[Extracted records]
[Start]

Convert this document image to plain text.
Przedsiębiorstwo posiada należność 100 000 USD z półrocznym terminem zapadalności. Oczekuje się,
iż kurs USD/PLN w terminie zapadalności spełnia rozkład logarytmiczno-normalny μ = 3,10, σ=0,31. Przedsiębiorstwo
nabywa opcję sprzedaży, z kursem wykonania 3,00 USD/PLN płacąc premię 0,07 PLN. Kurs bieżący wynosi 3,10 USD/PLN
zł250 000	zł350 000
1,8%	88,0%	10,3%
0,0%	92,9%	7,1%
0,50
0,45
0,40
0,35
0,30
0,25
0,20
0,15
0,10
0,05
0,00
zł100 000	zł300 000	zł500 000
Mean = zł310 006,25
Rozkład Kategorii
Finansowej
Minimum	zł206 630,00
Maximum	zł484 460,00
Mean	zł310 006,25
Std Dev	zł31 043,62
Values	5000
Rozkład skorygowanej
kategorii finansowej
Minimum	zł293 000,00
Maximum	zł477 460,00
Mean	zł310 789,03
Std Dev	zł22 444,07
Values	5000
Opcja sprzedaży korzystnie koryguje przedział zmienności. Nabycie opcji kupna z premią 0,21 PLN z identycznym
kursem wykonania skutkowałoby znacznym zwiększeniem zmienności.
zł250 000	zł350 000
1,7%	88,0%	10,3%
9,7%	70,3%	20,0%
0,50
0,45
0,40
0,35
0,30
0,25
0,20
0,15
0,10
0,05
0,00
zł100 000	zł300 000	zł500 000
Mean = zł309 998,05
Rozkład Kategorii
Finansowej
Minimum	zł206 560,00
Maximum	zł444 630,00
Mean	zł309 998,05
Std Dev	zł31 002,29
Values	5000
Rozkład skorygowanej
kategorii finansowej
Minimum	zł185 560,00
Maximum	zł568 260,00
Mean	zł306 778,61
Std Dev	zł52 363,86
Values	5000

[End]
[Start]

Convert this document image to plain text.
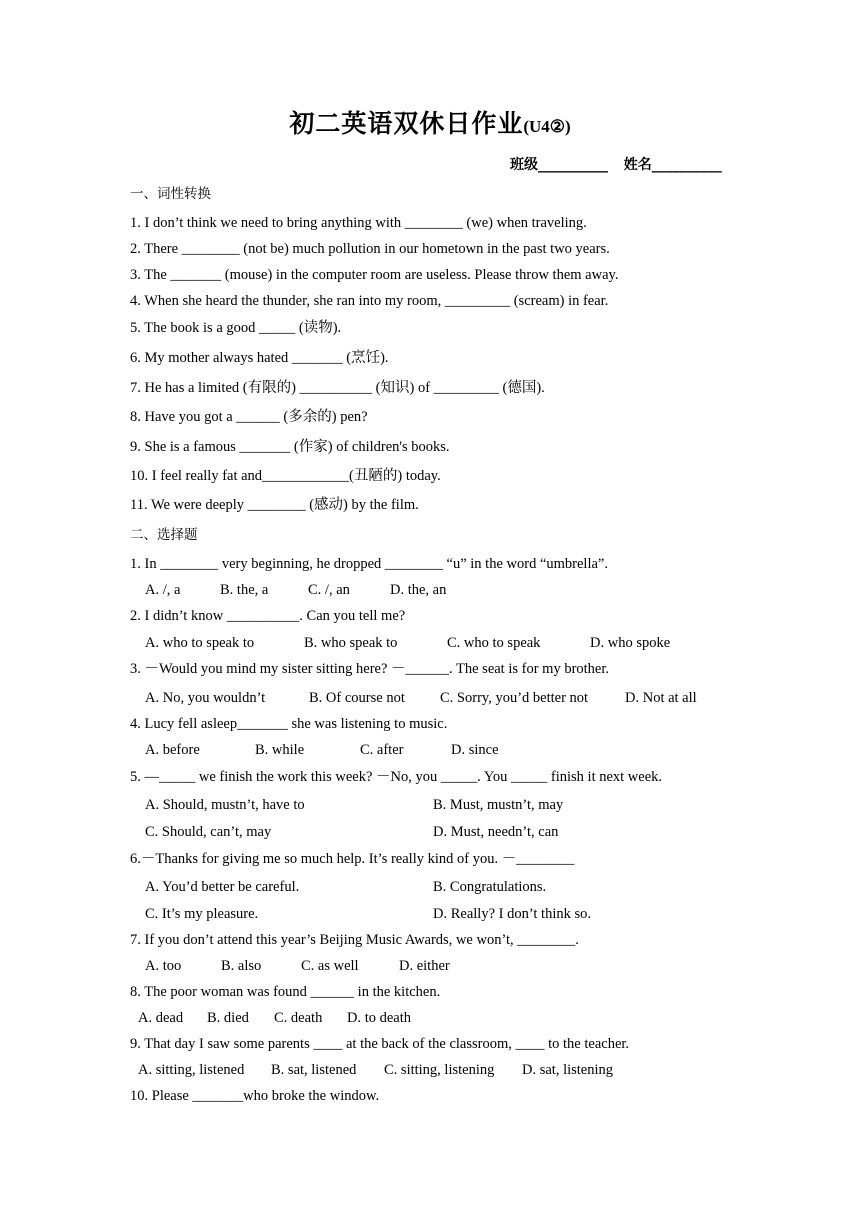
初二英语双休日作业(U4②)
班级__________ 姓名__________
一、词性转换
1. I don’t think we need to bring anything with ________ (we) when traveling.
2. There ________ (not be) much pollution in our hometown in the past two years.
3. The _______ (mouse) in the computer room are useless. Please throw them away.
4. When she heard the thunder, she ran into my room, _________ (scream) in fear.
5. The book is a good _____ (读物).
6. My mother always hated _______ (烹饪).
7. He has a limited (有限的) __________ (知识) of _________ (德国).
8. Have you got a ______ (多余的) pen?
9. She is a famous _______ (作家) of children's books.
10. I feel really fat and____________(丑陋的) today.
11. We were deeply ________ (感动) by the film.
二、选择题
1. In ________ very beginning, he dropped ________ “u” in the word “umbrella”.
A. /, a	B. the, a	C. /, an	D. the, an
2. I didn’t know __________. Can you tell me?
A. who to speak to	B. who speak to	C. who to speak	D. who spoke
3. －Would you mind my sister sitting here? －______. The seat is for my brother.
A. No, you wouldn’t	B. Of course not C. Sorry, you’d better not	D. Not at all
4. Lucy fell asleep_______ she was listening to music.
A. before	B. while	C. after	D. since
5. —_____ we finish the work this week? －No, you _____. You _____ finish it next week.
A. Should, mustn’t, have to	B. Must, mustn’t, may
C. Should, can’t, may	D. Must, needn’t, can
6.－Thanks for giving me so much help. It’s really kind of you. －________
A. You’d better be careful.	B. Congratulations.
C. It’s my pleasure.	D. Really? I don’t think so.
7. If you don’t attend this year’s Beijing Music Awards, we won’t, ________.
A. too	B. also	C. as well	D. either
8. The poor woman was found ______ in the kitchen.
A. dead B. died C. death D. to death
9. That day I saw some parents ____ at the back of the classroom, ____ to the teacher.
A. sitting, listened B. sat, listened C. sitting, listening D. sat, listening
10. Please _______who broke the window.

[End]

-- BRIEF --
How many of these lines contain "better"? Write only the number.

-- THE RESULT --
2